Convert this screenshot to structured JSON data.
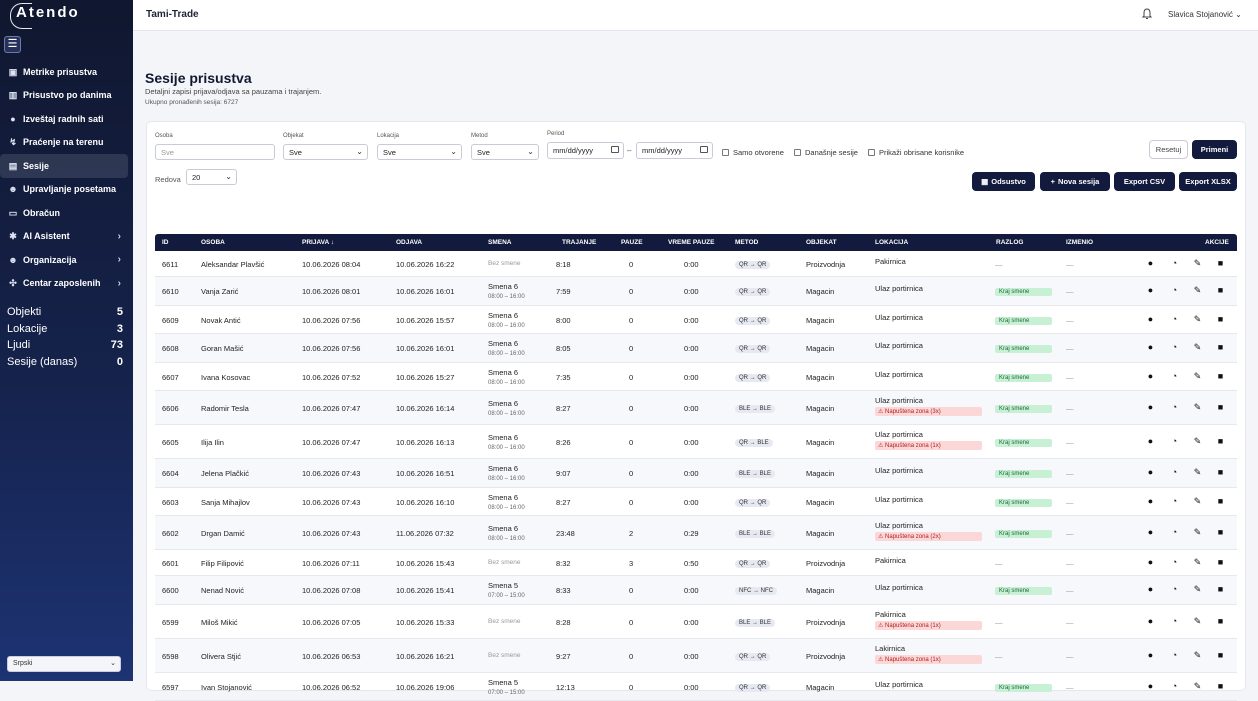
{
  "sidebar": {
    "logo": "Atendo",
    "items": [
      {
        "label": "Metrike prisustva",
        "icon": "dashboard-icon",
        "glyph": "▣"
      },
      {
        "label": "Prisustvo po danima",
        "icon": "bar-chart-icon",
        "glyph": "▥"
      },
      {
        "label": "Izveštaj radnih sati",
        "icon": "user-icon",
        "glyph": "●"
      },
      {
        "label": "Praćenje na terenu",
        "icon": "route-icon",
        "glyph": "↯"
      },
      {
        "label": "Sesije",
        "icon": "calendar-icon",
        "glyph": "▤"
      },
      {
        "label": "Upravljanje posetama",
        "icon": "visitors-icon",
        "glyph": "☻"
      },
      {
        "label": "Obračun",
        "icon": "wallet-icon",
        "glyph": "▭"
      },
      {
        "label": "AI Asistent",
        "icon": "gear-icon",
        "glyph": "✱"
      },
      {
        "label": "Organizacija",
        "icon": "users-icon",
        "glyph": "☻"
      },
      {
        "label": "Centar zaposlenih",
        "icon": "hub-icon",
        "glyph": "✣"
      }
    ],
    "stats": [
      {
        "label": "Objekti",
        "value": "5"
      },
      {
        "label": "Lokacije",
        "value": "3"
      },
      {
        "label": "Ljudi",
        "value": "73"
      },
      {
        "label": "Sesije (danas)",
        "value": "0"
      }
    ],
    "language": "Srpski"
  },
  "topbar": {
    "company": "Tami-Trade",
    "user": "Slavica Stojanović ⌄"
  },
  "page": {
    "title": "Sesije prisustva",
    "subtitle": "Detaljni zapisi prijava/odjava sa pauzama i trajanjem.",
    "count": "Ukupno pronađenih sesija: 6727"
  },
  "filters": {
    "osoba_label": "Osoba",
    "osoba_placeholder": "Sve",
    "objekat_label": "Objekat",
    "objekat_value": "Sve",
    "lokacija_label": "Lokacija",
    "lokacija_value": "Sve",
    "metod_label": "Metod",
    "metod_value": "Sve",
    "period_label": "Period",
    "date_from": "mm/dd/yyyy",
    "date_to": "mm/dd/yyyy",
    "dash": "–",
    "samo_otvorene": "Samo otvorene",
    "danasnje": "Današnje sesije",
    "obrisane": "Prikaži obrisane korisnike",
    "redova_label": "Redova",
    "redova_value": "20",
    "reset": "Resetuj",
    "apply": "Primeni",
    "odsustvo": "Odsustvo",
    "nova": "Nova sesija",
    "csv": "Export CSV",
    "xlsx": "Export XLSX"
  },
  "table": {
    "headers": [
      "ID",
      "OSOBA",
      "PRIJAVA ↓",
      "ODJAVA",
      "SMENA",
      "TRAJANJE",
      "PAUZE",
      "VREME PAUZE",
      "METOD",
      "OBJEKAT",
      "LOKACIJA",
      "RAZLOG",
      "IZMENIO",
      "AKCIJE"
    ],
    "rows": [
      {
        "id": "6611",
        "osoba": "Aleksandar Plavšić",
        "prijava": "10.06.2026 08:04",
        "odjava": "10.06.2026 16:22",
        "smena": "Bez smene",
        "smena_time": "",
        "trajanje": "8:18",
        "pauze": "0",
        "vreme_pauze": "0:00",
        "metod": "QR → QR",
        "objekat": "Proizvodnja",
        "lokacija": "Pakirnica",
        "warn": "",
        "razlog": "—",
        "izmenio": "—"
      },
      {
        "id": "6610",
        "osoba": "Vanja Zarić",
        "prijava": "10.06.2026 08:01",
        "odjava": "10.06.2026 16:01",
        "smena": "Smena 6",
        "smena_time": "08:00 – 16:00",
        "trajanje": "7:59",
        "pauze": "0",
        "vreme_pauze": "0:00",
        "metod": "QR → QR",
        "objekat": "Magacin",
        "lokacija": "Ulaz portirnica",
        "warn": "",
        "razlog": "Kraj smene",
        "izmenio": "—"
      },
      {
        "id": "6609",
        "osoba": "Novak Antić",
        "prijava": "10.06.2026 07:56",
        "odjava": "10.06.2026 15:57",
        "smena": "Smena 6",
        "smena_time": "08:00 – 16:00",
        "trajanje": "8:00",
        "pauze": "0",
        "vreme_pauze": "0:00",
        "metod": "QR → QR",
        "objekat": "Magacin",
        "lokacija": "Ulaz portirnica",
        "warn": "",
        "razlog": "Kraj smene",
        "izmenio": "—"
      },
      {
        "id": "6608",
        "osoba": "Goran Mašić",
        "prijava": "10.06.2026 07:56",
        "odjava": "10.06.2026 16:01",
        "smena": "Smena 6",
        "smena_time": "08:00 – 16:00",
        "trajanje": "8:05",
        "pauze": "0",
        "vreme_pauze": "0:00",
        "metod": "QR → QR",
        "objekat": "Magacin",
        "lokacija": "Ulaz portirnica",
        "warn": "",
        "razlog": "Kraj smene",
        "izmenio": "—"
      },
      {
        "id": "6607",
        "osoba": "Ivana Kosovac",
        "prijava": "10.06.2026 07:52",
        "odjava": "10.06.2026 15:27",
        "smena": "Smena 6",
        "smena_time": "08:00 – 16:00",
        "trajanje": "7:35",
        "pauze": "0",
        "vreme_pauze": "0:00",
        "metod": "QR → QR",
        "objekat": "Magacin",
        "lokacija": "Ulaz portirnica",
        "warn": "",
        "razlog": "Kraj smene",
        "izmenio": "—"
      },
      {
        "id": "6606",
        "osoba": "Radomir Tesla",
        "prijava": "10.06.2026 07:47",
        "odjava": "10.06.2026 16:14",
        "smena": "Smena 6",
        "smena_time": "08:00 – 16:00",
        "trajanje": "8:27",
        "pauze": "0",
        "vreme_pauze": "0:00",
        "metod": "BLE → BLE",
        "objekat": "Magacin",
        "lokacija": "Ulaz portirnica",
        "warn": "Napuštena zona (3x)",
        "razlog": "Kraj smene",
        "izmenio": "—"
      },
      {
        "id": "6605",
        "osoba": "Ilija Ilin",
        "prijava": "10.06.2026 07:47",
        "odjava": "10.06.2026 16:13",
        "smena": "Smena 6",
        "smena_time": "08:00 – 16:00",
        "trajanje": "8:26",
        "pauze": "0",
        "vreme_pauze": "0:00",
        "metod": "QR → BLE",
        "objekat": "Magacin",
        "lokacija": "Ulaz portirnica",
        "warn": "Napuštena zona (1x)",
        "razlog": "Kraj smene",
        "izmenio": "—"
      },
      {
        "id": "6604",
        "osoba": "Jelena Plačkić",
        "prijava": "10.06.2026 07:43",
        "odjava": "10.06.2026 16:51",
        "smena": "Smena 6",
        "smena_time": "08:00 – 16:00",
        "trajanje": "9:07",
        "pauze": "0",
        "vreme_pauze": "0:00",
        "metod": "BLE → BLE",
        "objekat": "Magacin",
        "lokacija": "Ulaz portirnica",
        "warn": "",
        "razlog": "Kraj smene",
        "izmenio": "—"
      },
      {
        "id": "6603",
        "osoba": "Sanja Mihajlov",
        "prijava": "10.06.2026 07:43",
        "odjava": "10.06.2026 16:10",
        "smena": "Smena 6",
        "smena_time": "08:00 – 16:00",
        "trajanje": "8:27",
        "pauze": "0",
        "vreme_pauze": "0:00",
        "metod": "QR → QR",
        "objekat": "Magacin",
        "lokacija": "Ulaz portirnica",
        "warn": "",
        "razlog": "Kraj smene",
        "izmenio": "—"
      },
      {
        "id": "6602",
        "osoba": "Drgan Damić",
        "prijava": "10.06.2026 07:43",
        "odjava": "11.06.2026 07:32",
        "smena": "Smena 6",
        "smena_time": "08:00 – 16:00",
        "trajanje": "23:48",
        "pauze": "2",
        "vreme_pauze": "0:29",
        "metod": "BLE → BLE",
        "objekat": "Magacin",
        "lokacija": "Ulaz portirnica",
        "warn": "Napuštena zona (2x)",
        "razlog": "Kraj smene",
        "izmenio": "—"
      },
      {
        "id": "6601",
        "osoba": "Filip Filipović",
        "prijava": "10.06.2026 07:11",
        "odjava": "10.06.2026 15:43",
        "smena": "Bez smene",
        "smena_time": "",
        "trajanje": "8:32",
        "pauze": "3",
        "vreme_pauze": "0:50",
        "metod": "QR → QR",
        "objekat": "Proizvodnja",
        "lokacija": "Pakirnica",
        "warn": "",
        "razlog": "—",
        "izmenio": "—"
      },
      {
        "id": "6600",
        "osoba": "Nenad Nović",
        "prijava": "10.06.2026 07:08",
        "odjava": "10.06.2026 15:41",
        "smena": "Smena 5",
        "smena_time": "07:00 – 15:00",
        "trajanje": "8:33",
        "pauze": "0",
        "vreme_pauze": "0:00",
        "metod": "NFC → NFC",
        "objekat": "Magacin",
        "lokacija": "Ulaz portirnica",
        "warn": "",
        "razlog": "Kraj smene",
        "izmenio": "—"
      },
      {
        "id": "6599",
        "osoba": "Miloš Mikić",
        "prijava": "10.06.2026 07:05",
        "odjava": "10.06.2026 15:33",
        "smena": "Bez smene",
        "smena_time": "",
        "trajanje": "8:28",
        "pauze": "0",
        "vreme_pauze": "0:00",
        "metod": "BLE → BLE",
        "objekat": "Proizvodnja",
        "lokacija": "Pakirnica",
        "warn": "Napuštena zona (1x)",
        "razlog": "—",
        "izmenio": "—"
      },
      {
        "id": "6598",
        "osoba": "Olivera Stjić",
        "prijava": "10.06.2026 06:53",
        "odjava": "10.06.2026 16:21",
        "smena": "Bez smene",
        "smena_time": "",
        "trajanje": "9:27",
        "pauze": "0",
        "vreme_pauze": "0:00",
        "metod": "QR → QR",
        "objekat": "Proizvodnja",
        "lokacija": "Lakirnica",
        "warn": "Napuštena zona (1x)",
        "razlog": "—",
        "izmenio": "—"
      },
      {
        "id": "6597",
        "osoba": "Ivan Stojanović",
        "prijava": "10.06.2026 06:52",
        "odjava": "10.06.2026 19:06",
        "smena": "Smena 5",
        "smena_time": "07:00 – 15:00",
        "trajanje": "12:13",
        "pauze": "0",
        "vreme_pauze": "0:00",
        "metod": "QR → QR",
        "objekat": "Magacin",
        "lokacija": "Ulaz portirnica",
        "warn": "",
        "razlog": "Kraj smene",
        "izmenio": "—"
      }
    ]
  }
}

———

**THE EXERCISE**
Filter the records above for lines containing the word "glyph", and copy those lines.

**REPLY**
        "glyph": "▣"
        "glyph": "▥"
        "glyph": "●"
        "glyph": "↯"
        "glyph": "▤"
        "glyph": "☻"
        "glyph": "▭"
        "glyph": "✱"
        "glyph": "☻"
        "glyph": "✣"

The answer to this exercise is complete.